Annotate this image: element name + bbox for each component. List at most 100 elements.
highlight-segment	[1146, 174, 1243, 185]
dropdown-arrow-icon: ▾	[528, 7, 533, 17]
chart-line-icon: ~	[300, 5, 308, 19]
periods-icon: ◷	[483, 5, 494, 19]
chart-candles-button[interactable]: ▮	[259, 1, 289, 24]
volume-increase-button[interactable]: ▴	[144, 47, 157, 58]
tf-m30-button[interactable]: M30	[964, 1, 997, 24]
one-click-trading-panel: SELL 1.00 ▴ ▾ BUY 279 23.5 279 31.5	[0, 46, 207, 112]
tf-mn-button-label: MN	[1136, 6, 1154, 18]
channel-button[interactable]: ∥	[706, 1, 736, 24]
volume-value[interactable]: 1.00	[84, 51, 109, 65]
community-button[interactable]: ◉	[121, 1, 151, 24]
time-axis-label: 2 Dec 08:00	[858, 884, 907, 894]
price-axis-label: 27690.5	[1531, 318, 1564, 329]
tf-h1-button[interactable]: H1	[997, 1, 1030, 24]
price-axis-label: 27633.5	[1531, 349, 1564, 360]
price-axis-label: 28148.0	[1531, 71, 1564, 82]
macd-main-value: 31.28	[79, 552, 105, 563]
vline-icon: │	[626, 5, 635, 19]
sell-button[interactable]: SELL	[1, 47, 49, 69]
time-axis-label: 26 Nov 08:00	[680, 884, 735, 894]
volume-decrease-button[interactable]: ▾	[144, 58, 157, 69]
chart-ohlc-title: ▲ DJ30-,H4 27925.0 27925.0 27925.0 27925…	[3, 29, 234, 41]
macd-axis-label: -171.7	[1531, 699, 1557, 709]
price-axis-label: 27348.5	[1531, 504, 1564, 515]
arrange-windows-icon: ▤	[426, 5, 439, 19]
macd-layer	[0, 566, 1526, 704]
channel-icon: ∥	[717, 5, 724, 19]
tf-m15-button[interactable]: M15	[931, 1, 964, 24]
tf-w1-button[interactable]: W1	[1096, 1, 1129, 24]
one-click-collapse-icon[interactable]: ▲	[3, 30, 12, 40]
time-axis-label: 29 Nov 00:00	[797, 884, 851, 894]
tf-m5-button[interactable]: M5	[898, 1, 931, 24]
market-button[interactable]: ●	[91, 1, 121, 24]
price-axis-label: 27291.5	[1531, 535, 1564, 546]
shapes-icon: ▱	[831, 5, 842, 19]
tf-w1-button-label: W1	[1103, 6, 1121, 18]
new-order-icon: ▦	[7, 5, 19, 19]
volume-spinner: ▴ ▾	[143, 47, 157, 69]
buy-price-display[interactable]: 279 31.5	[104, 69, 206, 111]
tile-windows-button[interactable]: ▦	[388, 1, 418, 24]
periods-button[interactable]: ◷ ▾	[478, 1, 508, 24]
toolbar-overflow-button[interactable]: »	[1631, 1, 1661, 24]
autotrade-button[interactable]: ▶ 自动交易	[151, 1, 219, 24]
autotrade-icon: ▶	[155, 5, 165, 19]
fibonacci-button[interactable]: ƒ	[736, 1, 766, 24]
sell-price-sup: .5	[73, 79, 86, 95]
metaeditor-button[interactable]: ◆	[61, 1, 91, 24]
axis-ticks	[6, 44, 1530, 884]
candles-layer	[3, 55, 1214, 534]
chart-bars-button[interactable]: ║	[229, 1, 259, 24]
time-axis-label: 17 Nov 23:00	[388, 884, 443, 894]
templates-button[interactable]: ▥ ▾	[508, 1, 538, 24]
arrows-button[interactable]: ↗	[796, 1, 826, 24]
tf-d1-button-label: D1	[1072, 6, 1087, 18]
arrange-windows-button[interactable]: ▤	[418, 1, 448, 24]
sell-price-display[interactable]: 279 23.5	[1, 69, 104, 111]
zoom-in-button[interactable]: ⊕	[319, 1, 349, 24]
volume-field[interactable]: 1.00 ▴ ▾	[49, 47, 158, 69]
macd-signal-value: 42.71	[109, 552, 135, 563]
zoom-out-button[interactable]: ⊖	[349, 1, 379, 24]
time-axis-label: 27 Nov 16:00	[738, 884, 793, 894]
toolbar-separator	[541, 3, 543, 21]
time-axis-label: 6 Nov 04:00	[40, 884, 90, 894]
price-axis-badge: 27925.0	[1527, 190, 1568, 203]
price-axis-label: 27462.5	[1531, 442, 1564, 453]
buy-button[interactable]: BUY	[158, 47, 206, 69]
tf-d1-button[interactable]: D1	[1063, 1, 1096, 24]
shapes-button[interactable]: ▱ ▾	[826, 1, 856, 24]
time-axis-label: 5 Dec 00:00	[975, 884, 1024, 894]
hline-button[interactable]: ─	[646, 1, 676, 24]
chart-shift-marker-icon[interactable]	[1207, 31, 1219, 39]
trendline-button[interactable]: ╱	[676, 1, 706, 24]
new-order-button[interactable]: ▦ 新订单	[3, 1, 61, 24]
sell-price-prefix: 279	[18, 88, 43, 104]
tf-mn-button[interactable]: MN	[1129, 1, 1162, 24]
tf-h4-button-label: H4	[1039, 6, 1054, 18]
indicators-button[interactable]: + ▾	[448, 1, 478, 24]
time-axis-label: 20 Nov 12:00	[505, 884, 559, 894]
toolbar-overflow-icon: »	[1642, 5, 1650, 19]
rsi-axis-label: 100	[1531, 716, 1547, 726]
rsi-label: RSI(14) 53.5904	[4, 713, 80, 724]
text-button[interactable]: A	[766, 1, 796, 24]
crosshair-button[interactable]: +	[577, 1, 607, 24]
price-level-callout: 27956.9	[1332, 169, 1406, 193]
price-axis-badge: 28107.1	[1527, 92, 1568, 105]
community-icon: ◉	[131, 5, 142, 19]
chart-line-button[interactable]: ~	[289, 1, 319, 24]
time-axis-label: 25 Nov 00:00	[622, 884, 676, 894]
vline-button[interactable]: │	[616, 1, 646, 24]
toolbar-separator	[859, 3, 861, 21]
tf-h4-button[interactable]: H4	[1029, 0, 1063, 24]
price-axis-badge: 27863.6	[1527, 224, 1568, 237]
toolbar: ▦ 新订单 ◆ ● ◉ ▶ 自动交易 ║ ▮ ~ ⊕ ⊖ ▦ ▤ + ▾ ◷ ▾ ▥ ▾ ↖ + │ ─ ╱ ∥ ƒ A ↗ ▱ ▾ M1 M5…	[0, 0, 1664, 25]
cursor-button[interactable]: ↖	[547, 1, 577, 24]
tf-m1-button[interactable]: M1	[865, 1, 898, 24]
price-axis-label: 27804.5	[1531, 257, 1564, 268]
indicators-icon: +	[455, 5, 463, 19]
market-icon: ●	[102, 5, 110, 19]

════

TASK TO COMPLETE: Can you present every row above as a numbered list, leaving out any blank lines?

REPLY TO THE TASK:
1. Annotate this image: element name + bbox for each component. List at most 100 elements.
2. highlight-segment	[1146, 174, 1243, 185]
3. dropdown-arrow-icon: ▾	[528, 7, 533, 17]
4. chart-line-icon: ~	[300, 5, 308, 19]
5. periods-icon: ◷	[483, 5, 494, 19]
6. chart-candles-button[interactable]: ▮	[259, 1, 289, 24]
7. volume-increase-button[interactable]: ▴	[144, 47, 157, 58]
8. tf-m30-button[interactable]: M30	[964, 1, 997, 24]
9. one-click-trading-panel: SELL 1.00 ▴ ▾ BUY 279 23.5 279 31.5	[0, 46, 207, 112]
10. tf-mn-button-label: MN	[1136, 6, 1154, 18]
11. channel-button[interactable]: ∥	[706, 1, 736, 24]
12. volume-value[interactable]: 1.00	[84, 51, 109, 65]
13. community-button[interactable]: ◉	[121, 1, 151, 24]
14. time-axis-label: 2 Dec 08:00	[858, 884, 907, 894]
15. price-axis-label: 27690.5	[1531, 318, 1564, 329]
16. tf-h1-button[interactable]: H1	[997, 1, 1030, 24]
17. price-axis-label: 27633.5	[1531, 349, 1564, 360]
18. price-axis-label: 28148.0	[1531, 71, 1564, 82]
19. macd-main-value: 31.28	[79, 552, 105, 563]
20. vline-icon: │	[626, 5, 635, 19]
21. sell-button[interactable]: SELL	[1, 47, 49, 69]
22. time-axis-label: 26 Nov 08:00	[680, 884, 735, 894]
23. volume-decrease-button[interactable]: ▾	[144, 58, 157, 69]
24. chart-ohlc-title: ▲ DJ30-,H4 27925.0 27925.0 27925.0 27925…	[3, 29, 234, 41]
25. macd-axis-label: -171.7	[1531, 699, 1557, 709]
26. price-axis-label: 27348.5	[1531, 504, 1564, 515]
27. arrange-windows-icon: ▤	[426, 5, 439, 19]
28. macd-layer	[0, 566, 1526, 704]
29. channel-icon: ∥	[717, 5, 724, 19]
30. tf-m15-button[interactable]: M15	[931, 1, 964, 24]
31. tf-w1-button[interactable]: W1	[1096, 1, 1129, 24]
32. one-click-collapse-icon[interactable]: ▲	[3, 30, 12, 40]
33. time-axis-label: 29 Nov 00:00	[797, 884, 851, 894]
34. tf-m5-button[interactable]: M5	[898, 1, 931, 24]
35. market-button[interactable]: ●	[91, 1, 121, 24]
36. price-axis-label: 27291.5	[1531, 535, 1564, 546]
37. shapes-icon: ▱	[831, 5, 842, 19]
38. tf-w1-button-label: W1	[1103, 6, 1121, 18]
39. new-order-icon: ▦	[7, 5, 19, 19]
40. volume-spinner: ▴ ▾	[143, 47, 157, 69]
41. buy-price-display[interactable]: 279 31.5	[104, 69, 206, 111]
42. tile-windows-button[interactable]: ▦	[388, 1, 418, 24]
43. periods-button[interactable]: ◷ ▾	[478, 1, 508, 24]
44. toolbar-overflow-button[interactable]: »	[1631, 1, 1661, 24]
45. autotrade-button[interactable]: ▶ 自动交易	[151, 1, 219, 24]
46. autotrade-icon: ▶	[155, 5, 165, 19]
47. fibonacci-button[interactable]: ƒ	[736, 1, 766, 24]
48. sell-price-sup: .5	[73, 79, 86, 95]
49. metaeditor-button[interactable]: ◆	[61, 1, 91, 24]
50. axis-ticks	[6, 44, 1530, 884]
51. candles-layer	[3, 55, 1214, 534]
52. chart-bars-button[interactable]: ║	[229, 1, 259, 24]
53. time-axis-label: 17 Nov 23:00	[388, 884, 443, 894]
54. templates-button[interactable]: ▥ ▾	[508, 1, 538, 24]
55. arrows-button[interactable]: ↗	[796, 1, 826, 24]
56. tf-d1-button-label: D1	[1072, 6, 1087, 18]
57. arrange-windows-button[interactable]: ▤	[418, 1, 448, 24]
58. sell-price-display[interactable]: 279 23.5	[1, 69, 104, 111]
59. zoom-in-button[interactable]: ⊕	[319, 1, 349, 24]
60. volume-field[interactable]: 1.00 ▴ ▾	[49, 47, 158, 69]
61. macd-signal-value: 42.71	[109, 552, 135, 563]
62. zoom-out-button[interactable]: ⊖	[349, 1, 379, 24]
63. time-axis-label: 27 Nov 16:00	[738, 884, 793, 894]
64. toolbar-separator	[541, 3, 543, 21]
65. time-axis-label: 6 Nov 04:00	[40, 884, 90, 894]
66. price-axis-badge: 27925.0	[1527, 190, 1568, 203]
67. price-axis-label: 27462.5	[1531, 442, 1564, 453]
68. buy-button[interactable]: BUY	[158, 47, 206, 69]
69. tf-d1-button[interactable]: D1	[1063, 1, 1096, 24]
70. shapes-button[interactable]: ▱ ▾	[826, 1, 856, 24]
71. time-axis-label: 5 Dec 00:00	[975, 884, 1024, 894]
72. hline-button[interactable]: ─	[646, 1, 676, 24]
73. chart-shift-marker-icon[interactable]	[1207, 31, 1219, 39]
74. trendline-button[interactable]: ╱	[676, 1, 706, 24]
75. new-order-button[interactable]: ▦ 新订单	[3, 1, 61, 24]
76. sell-price-prefix: 279	[18, 88, 43, 104]
77. tf-mn-button[interactable]: MN	[1129, 1, 1162, 24]
78. tf-h4-button-label: H4	[1039, 6, 1054, 18]
79. indicators-button[interactable]: + ▾	[448, 1, 478, 24]
80. time-axis-label: 20 Nov 12:00	[505, 884, 559, 894]
81. toolbar-overflow-icon: »	[1642, 5, 1650, 19]
82. rsi-axis-label: 100	[1531, 716, 1547, 726]
83. rsi-label: RSI(14) 53.5904	[4, 713, 80, 724]
84. text-button[interactable]: A	[766, 1, 796, 24]
85. crosshair-button[interactable]: +	[577, 1, 607, 24]
86. price-level-callout: 27956.9	[1332, 169, 1406, 193]
87. price-axis-badge: 28107.1	[1527, 92, 1568, 105]
88. community-icon: ◉	[131, 5, 142, 19]
89. chart-line-button[interactable]: ~	[289, 1, 319, 24]
90. time-axis-label: 25 Nov 00:00	[622, 884, 676, 894]
91. vline-button[interactable]: │	[616, 1, 646, 24]
92. toolbar-separator	[859, 3, 861, 21]
93. tf-h4-button[interactable]: H4	[1029, 0, 1063, 24]
94. price-axis-badge: 27863.6	[1527, 224, 1568, 237]
95. toolbar: ▦ 新订单 ◆ ● ◉ ▶ 自动交易 ║ ▮ ~ ⊕ ⊖ ▦ ▤ + ▾ ◷ ▾ ▥ ▾ ↖ + │ ─ ╱ ∥ ƒ A ↗ ▱ ▾ M1 M5…	[0, 0, 1664, 25]
96. cursor-button[interactable]: ↖	[547, 1, 577, 24]
97. tf-m1-button[interactable]: M1	[865, 1, 898, 24]
98. price-axis-label: 27804.5	[1531, 257, 1564, 268]
99. indicators-icon: +	[455, 5, 463, 19]
100. market-icon: ●	[102, 5, 110, 19]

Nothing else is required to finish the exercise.